[PROVIDED DATA]
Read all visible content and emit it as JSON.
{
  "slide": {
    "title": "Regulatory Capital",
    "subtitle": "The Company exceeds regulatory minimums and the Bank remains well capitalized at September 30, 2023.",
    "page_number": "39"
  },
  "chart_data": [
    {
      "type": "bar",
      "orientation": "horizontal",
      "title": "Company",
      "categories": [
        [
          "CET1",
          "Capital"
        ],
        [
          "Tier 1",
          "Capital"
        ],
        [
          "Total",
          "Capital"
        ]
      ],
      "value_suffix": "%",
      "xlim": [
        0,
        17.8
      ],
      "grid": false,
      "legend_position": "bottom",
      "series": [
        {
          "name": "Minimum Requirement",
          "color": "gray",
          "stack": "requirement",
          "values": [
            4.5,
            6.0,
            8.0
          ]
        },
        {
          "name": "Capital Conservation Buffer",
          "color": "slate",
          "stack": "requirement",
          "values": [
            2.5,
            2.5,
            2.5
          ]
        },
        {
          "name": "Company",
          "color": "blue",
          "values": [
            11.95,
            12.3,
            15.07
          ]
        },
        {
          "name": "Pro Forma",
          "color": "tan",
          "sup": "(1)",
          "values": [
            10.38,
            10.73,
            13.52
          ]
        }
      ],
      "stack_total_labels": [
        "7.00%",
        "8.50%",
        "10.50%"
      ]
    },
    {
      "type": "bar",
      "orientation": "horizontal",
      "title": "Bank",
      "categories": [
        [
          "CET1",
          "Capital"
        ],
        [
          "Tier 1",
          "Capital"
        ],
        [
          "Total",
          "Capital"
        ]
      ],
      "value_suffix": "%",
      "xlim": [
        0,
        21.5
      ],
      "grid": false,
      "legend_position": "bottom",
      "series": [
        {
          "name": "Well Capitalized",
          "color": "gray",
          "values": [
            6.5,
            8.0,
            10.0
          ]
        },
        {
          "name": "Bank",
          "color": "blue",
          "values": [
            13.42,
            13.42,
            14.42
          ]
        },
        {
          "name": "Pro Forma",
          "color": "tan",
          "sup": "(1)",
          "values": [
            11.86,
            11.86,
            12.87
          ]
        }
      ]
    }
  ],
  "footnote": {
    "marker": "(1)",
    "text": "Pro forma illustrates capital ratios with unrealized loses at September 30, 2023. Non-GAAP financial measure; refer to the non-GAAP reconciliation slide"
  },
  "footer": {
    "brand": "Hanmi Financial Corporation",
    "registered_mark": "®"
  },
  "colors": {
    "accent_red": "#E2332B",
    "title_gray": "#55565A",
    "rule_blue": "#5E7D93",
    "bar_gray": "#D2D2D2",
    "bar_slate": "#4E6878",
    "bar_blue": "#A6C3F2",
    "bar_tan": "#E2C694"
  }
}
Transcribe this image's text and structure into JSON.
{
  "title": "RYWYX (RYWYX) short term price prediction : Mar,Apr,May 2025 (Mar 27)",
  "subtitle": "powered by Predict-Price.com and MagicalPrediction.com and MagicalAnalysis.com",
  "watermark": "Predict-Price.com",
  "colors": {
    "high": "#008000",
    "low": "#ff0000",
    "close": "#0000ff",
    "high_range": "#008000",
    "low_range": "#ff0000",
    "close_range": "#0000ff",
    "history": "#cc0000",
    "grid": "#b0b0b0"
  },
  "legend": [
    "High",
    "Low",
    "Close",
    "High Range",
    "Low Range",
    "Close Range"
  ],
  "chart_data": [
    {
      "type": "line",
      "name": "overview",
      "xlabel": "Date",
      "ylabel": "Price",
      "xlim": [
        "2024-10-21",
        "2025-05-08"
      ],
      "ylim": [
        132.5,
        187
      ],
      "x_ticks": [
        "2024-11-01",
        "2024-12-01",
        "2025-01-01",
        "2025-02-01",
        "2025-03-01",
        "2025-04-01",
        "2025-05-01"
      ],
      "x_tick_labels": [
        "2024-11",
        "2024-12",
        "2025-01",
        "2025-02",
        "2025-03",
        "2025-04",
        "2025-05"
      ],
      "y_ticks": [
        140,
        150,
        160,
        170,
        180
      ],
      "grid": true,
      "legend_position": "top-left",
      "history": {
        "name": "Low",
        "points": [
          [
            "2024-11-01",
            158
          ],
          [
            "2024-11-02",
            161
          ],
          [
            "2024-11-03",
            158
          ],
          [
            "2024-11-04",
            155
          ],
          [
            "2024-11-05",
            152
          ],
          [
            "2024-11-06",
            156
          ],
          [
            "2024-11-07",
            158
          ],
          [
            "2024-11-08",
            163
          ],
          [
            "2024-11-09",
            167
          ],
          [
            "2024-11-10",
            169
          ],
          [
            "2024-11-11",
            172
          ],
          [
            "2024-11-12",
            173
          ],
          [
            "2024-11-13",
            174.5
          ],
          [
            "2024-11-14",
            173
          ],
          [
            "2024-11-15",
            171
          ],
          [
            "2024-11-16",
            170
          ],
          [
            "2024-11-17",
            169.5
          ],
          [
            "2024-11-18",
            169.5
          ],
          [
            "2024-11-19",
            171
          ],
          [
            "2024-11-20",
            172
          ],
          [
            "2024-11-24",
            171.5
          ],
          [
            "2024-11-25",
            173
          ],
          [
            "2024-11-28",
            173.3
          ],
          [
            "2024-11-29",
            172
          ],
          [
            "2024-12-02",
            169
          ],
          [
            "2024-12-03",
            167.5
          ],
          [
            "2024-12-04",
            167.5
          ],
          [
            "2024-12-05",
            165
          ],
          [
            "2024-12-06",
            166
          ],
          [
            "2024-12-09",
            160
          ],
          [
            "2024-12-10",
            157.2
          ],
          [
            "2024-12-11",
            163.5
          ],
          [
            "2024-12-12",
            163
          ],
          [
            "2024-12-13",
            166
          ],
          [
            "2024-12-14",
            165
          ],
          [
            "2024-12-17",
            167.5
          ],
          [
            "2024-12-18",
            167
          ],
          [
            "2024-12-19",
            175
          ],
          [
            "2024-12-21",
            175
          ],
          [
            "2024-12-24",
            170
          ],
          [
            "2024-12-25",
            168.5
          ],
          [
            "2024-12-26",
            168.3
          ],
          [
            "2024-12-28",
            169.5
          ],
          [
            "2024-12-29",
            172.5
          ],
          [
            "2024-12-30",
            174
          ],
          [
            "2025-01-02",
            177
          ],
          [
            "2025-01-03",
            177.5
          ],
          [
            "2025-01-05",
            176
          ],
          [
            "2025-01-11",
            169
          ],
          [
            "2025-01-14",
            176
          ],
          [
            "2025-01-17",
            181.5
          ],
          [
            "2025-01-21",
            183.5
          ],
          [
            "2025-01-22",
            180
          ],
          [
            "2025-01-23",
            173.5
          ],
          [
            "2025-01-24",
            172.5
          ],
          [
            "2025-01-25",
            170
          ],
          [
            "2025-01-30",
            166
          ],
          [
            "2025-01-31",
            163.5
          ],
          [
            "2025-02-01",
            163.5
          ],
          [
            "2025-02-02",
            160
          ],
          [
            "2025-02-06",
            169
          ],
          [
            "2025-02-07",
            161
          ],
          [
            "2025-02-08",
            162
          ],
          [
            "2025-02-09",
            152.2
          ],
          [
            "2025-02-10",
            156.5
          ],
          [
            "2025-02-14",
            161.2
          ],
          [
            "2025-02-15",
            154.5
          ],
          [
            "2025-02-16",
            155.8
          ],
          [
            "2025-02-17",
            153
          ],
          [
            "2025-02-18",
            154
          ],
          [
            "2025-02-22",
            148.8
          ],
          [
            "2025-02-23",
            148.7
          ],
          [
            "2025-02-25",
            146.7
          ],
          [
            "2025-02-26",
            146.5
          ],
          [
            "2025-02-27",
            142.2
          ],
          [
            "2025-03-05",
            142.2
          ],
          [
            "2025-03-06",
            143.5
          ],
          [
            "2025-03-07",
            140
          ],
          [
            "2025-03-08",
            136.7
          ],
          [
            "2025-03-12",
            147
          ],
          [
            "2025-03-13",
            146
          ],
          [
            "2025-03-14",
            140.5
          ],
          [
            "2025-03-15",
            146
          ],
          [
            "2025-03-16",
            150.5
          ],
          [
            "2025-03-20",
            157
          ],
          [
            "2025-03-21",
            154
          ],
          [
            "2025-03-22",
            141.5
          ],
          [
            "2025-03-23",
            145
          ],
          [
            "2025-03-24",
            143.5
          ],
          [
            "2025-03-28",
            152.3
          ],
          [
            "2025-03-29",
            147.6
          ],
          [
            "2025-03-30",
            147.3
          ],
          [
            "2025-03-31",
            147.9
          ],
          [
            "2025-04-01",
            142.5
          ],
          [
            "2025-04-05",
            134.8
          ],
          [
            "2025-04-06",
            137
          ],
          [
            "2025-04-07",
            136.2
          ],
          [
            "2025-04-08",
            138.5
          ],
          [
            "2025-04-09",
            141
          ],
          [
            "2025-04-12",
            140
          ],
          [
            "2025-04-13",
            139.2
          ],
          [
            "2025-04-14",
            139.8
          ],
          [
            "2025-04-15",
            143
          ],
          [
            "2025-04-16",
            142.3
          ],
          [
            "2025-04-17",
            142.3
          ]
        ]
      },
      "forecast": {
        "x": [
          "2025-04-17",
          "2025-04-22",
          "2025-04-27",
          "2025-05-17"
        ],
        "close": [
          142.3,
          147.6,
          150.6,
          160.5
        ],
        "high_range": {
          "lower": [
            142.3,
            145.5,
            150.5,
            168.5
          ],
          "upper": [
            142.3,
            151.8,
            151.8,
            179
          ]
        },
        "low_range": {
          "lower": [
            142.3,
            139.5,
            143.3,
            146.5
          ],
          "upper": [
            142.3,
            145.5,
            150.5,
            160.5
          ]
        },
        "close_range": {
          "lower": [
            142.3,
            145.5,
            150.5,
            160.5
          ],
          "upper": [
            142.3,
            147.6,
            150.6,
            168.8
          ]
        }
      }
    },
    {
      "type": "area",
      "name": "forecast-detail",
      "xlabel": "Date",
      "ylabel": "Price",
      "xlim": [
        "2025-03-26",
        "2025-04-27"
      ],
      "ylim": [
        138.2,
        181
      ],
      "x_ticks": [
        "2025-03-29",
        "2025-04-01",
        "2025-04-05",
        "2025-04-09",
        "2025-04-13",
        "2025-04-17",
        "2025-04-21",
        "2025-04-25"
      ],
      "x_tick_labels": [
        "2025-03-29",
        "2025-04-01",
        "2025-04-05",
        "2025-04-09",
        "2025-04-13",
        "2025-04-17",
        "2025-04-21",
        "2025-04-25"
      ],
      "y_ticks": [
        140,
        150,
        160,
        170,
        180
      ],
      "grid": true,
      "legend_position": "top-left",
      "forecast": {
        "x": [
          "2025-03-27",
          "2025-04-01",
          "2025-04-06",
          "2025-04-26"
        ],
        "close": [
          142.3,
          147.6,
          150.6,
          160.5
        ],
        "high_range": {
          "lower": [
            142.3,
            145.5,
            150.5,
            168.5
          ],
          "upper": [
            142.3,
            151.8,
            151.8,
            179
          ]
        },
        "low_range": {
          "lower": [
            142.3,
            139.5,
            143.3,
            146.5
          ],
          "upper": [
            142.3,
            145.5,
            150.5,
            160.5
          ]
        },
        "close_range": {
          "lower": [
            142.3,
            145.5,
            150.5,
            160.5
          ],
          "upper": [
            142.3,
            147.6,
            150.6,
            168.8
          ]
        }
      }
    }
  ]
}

[TASK PROMPT] Pull out every line of the records above that contains the word "type".

[RESULT BELOW]
      "type": "bar",
      "type": "bar",
      "type": "line",
      "type": "area",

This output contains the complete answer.